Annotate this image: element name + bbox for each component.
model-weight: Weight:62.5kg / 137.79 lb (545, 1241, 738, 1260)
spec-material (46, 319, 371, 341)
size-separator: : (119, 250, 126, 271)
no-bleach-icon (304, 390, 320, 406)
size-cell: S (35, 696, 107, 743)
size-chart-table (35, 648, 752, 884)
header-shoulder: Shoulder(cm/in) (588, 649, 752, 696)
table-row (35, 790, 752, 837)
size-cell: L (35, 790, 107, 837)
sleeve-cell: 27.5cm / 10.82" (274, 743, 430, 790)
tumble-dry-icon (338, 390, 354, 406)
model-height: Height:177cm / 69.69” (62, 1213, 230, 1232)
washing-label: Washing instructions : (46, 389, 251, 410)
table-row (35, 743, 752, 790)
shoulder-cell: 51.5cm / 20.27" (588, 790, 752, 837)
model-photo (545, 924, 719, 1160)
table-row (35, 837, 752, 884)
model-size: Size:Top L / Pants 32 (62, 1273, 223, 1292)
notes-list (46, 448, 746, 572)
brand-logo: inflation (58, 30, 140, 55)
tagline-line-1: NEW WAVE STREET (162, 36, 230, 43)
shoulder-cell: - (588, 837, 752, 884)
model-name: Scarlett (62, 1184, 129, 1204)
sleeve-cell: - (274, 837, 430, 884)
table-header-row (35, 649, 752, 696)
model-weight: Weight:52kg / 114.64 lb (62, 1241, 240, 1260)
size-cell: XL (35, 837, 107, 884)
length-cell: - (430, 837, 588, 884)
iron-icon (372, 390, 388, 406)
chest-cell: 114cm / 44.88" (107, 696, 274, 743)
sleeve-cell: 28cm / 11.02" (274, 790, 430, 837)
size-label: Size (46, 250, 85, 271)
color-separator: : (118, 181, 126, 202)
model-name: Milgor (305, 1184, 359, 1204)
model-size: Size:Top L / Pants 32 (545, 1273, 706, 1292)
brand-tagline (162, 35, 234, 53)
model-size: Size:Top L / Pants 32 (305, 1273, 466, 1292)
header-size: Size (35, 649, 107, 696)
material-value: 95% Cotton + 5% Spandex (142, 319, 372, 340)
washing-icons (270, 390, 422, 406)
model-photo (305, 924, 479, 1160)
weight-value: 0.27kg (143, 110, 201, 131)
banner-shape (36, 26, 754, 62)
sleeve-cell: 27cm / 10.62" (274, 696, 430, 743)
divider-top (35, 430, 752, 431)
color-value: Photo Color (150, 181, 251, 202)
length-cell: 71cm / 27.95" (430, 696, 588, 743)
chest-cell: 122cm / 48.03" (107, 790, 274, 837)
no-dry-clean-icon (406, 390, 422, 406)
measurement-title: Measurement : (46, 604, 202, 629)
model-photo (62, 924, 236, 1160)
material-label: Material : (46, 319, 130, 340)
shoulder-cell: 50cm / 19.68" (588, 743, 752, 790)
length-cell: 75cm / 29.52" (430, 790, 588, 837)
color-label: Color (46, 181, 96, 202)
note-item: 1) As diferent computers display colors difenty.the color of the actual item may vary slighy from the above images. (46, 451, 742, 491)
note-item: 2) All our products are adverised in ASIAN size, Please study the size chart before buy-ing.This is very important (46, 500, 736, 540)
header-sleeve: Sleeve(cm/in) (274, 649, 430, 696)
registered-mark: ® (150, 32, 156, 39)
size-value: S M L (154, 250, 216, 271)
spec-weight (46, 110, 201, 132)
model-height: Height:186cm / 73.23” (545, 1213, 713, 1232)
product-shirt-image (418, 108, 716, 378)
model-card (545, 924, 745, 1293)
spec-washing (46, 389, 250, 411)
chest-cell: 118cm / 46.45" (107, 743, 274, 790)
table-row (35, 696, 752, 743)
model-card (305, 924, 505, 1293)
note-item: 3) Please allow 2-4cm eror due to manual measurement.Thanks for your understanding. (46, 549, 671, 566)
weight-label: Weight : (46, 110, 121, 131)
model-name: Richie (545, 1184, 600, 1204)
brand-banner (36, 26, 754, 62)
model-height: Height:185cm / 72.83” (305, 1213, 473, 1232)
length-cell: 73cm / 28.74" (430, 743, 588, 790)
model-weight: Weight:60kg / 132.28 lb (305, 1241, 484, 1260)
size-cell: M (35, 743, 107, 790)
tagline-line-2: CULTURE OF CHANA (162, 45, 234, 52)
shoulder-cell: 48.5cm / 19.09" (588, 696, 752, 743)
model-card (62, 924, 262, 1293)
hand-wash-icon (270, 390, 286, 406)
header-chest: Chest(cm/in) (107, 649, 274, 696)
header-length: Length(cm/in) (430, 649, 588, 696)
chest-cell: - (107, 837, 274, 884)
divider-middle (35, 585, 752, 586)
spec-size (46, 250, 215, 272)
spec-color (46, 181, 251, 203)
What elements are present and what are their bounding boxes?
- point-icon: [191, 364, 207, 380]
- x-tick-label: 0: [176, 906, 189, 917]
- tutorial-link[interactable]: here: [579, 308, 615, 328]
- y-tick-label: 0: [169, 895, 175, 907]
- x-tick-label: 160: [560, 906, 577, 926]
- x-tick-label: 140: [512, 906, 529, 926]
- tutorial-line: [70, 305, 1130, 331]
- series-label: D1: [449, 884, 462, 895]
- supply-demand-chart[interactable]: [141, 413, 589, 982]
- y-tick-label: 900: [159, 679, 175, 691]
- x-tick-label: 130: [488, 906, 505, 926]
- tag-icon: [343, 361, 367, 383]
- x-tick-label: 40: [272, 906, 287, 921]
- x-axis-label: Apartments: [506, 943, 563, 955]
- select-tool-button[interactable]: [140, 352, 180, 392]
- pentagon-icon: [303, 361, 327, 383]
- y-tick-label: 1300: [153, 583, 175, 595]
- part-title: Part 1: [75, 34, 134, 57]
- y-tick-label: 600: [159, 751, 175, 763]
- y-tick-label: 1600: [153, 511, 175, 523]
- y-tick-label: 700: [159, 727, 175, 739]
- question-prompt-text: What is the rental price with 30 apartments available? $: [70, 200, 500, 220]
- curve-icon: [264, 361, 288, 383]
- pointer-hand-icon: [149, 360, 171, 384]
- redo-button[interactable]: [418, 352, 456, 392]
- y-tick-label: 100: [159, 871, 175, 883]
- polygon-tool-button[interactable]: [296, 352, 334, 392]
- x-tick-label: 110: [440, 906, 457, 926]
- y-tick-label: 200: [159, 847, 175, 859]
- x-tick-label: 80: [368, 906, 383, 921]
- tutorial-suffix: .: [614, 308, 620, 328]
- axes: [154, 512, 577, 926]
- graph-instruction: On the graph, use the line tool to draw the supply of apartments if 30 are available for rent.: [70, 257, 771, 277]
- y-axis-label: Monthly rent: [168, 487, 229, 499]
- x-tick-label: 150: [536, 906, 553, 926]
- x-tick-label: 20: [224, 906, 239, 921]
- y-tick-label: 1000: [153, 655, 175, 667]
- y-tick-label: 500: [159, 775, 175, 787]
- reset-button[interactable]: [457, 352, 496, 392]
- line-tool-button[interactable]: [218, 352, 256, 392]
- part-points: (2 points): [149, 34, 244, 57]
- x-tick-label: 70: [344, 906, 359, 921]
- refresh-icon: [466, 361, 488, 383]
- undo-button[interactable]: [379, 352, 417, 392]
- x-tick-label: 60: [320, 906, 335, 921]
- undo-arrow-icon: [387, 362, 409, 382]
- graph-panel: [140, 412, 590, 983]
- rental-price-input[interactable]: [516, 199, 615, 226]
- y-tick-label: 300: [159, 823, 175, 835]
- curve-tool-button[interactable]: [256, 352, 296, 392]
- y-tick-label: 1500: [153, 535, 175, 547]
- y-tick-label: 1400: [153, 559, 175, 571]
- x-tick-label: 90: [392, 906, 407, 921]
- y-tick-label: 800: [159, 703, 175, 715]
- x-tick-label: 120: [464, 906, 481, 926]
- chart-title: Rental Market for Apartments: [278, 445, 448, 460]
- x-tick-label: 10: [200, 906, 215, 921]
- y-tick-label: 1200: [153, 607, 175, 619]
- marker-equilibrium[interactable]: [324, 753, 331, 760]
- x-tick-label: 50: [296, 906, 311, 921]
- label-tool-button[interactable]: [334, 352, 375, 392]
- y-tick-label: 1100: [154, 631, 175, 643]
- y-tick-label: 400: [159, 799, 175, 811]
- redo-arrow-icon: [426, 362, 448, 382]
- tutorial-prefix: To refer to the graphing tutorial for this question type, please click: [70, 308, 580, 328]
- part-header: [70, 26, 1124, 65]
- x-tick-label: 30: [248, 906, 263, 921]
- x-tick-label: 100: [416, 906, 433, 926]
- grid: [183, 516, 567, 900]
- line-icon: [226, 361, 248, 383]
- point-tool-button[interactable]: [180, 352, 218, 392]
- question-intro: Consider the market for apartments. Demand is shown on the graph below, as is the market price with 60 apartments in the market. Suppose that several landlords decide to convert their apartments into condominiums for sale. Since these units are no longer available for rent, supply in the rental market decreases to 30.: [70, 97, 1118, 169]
++++++
WORK REQUIRED —
Begin at the first line and stop after the line that has "size-chart-table (35, 648, 752, 884)". Give those lines again, changing "spec-material" to "spec-fabric" and leaving everything else the same.

FINISHED EXERCISE —
Annotate this image: element name + bbox for each component.
model-weight: Weight:62.5kg / 137.79 lb (545, 1241, 738, 1260)
spec-fabric (46, 319, 371, 341)
size-separator: : (119, 250, 126, 271)
no-bleach-icon (304, 390, 320, 406)
size-cell: S (35, 696, 107, 743)
size-chart-table (35, 648, 752, 884)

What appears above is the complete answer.